What you are asked to do: Find each line with "offset" and copy it.

++++++

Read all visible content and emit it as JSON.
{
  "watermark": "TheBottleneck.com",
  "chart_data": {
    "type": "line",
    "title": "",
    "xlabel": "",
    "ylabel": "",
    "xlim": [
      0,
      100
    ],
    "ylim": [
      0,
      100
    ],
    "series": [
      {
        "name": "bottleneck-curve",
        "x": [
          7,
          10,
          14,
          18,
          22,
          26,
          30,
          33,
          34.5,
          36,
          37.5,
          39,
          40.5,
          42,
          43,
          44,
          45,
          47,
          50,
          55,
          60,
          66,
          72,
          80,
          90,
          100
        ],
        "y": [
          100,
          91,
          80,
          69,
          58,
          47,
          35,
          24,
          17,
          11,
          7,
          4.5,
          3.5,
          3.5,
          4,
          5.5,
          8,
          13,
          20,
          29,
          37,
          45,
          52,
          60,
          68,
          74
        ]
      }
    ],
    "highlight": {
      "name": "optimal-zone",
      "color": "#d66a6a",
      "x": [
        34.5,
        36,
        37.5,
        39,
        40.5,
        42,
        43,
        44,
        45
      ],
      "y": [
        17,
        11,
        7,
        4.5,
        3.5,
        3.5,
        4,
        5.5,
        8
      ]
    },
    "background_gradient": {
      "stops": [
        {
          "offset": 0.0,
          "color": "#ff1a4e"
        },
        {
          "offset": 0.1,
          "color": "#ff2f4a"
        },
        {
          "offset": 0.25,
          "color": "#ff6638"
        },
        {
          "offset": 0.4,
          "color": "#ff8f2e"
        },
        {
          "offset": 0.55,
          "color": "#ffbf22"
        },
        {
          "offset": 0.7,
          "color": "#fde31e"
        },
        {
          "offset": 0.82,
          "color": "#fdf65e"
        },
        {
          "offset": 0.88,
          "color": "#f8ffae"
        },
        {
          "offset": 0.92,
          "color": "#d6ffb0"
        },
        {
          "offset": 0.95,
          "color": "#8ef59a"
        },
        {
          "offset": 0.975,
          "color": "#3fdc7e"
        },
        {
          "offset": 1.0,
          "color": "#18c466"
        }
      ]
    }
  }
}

++++++

The response:
          "offset": 0.0,
          "offset": 0.1,
          "offset": 0.25,
          "offset": 0.4,
          "offset": 0.55,
          "offset": 0.7,
          "offset": 0.82,
          "offset": 0.88,
          "offset": 0.92,
          "offset": 0.95,
          "offset": 0.975,
          "offset": 1.0,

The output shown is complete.